SET PROBLEM: Extract each line of the entries below that contains the string "event", and reproduce every such line in full.

───── RECORD SET ─────

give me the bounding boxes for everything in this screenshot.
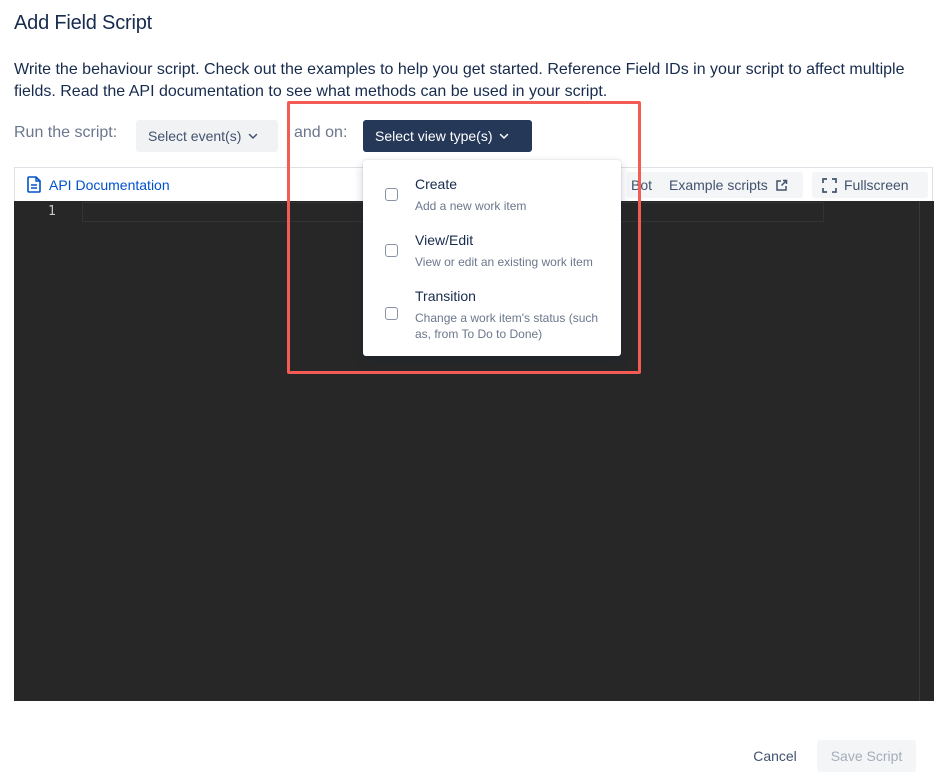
select-view-types-label: Select view type(s) <box>375 128 493 144</box>
option-create[interactable]: Create Add a new work item <box>363 174 621 222</box>
option-create-description: Add a new work item <box>415 199 527 213</box>
api-documentation-link[interactable]: API Documentation <box>27 176 170 193</box>
fullscreen-label: Fullscreen <box>844 177 909 193</box>
cancel-button[interactable]: Cancel <box>741 740 809 772</box>
example-scripts-label: Example scripts <box>669 177 768 193</box>
document-icon <box>27 176 41 193</box>
dialog-title: Add Field Script <box>14 12 152 34</box>
option-view-edit[interactable]: View/Edit View or edit an existing work … <box>363 230 621 278</box>
example-scripts-button[interactable]: Example scripts <box>659 172 803 198</box>
chevron-down-icon <box>249 133 258 139</box>
save-script-button[interactable]: Save Script <box>817 740 916 772</box>
bot-label: Bot <box>631 177 653 193</box>
option-transition-description: Change a work item's status (such as, fr… <box>415 311 599 341</box>
editor-scrollbar-track[interactable] <box>919 201 920 701</box>
option-transition[interactable]: Transition Change a work item's status (… <box>363 286 621 346</box>
bot-button[interactable]: Bot <box>627 172 663 198</box>
run-script-label: Run the script: <box>14 124 118 141</box>
option-transition-label: Transition <box>415 288 476 304</box>
option-create-checkbox[interactable] <box>385 188 398 201</box>
and-on-label: and on: <box>294 124 348 141</box>
dialog-description: Write the behaviour script. Check out th… <box>14 61 905 100</box>
line-number: 1 <box>48 204 56 219</box>
select-events-button[interactable]: Select event(s) <box>136 120 278 152</box>
option-view-edit-label: View/Edit <box>415 232 474 248</box>
option-create-label: Create <box>415 176 458 192</box>
fullscreen-button[interactable]: Fullscreen <box>812 172 928 198</box>
select-events-label: Select event(s) <box>148 128 242 144</box>
external-link-icon <box>776 179 788 191</box>
option-view-edit-checkbox[interactable] <box>385 244 398 257</box>
option-view-edit-description: View or edit an existing work item <box>415 255 593 269</box>
view-type-dropdown-menu: Create Add a new work item View/Edit Vie… <box>363 160 621 356</box>
select-view-types-button[interactable]: Select view type(s) <box>363 120 532 152</box>
chevron-down-icon <box>500 133 509 139</box>
fullscreen-icon <box>822 177 837 193</box>
api-documentation-label: API Documentation <box>49 176 170 193</box>
option-transition-checkbox[interactable] <box>385 307 398 320</box>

─────

SOLUTION TO THIS EXERCISE:
select-events-button[interactable]: Select event(s) <box>136 120 278 152</box>
select-events-label: Select event(s) <box>148 128 242 144</box>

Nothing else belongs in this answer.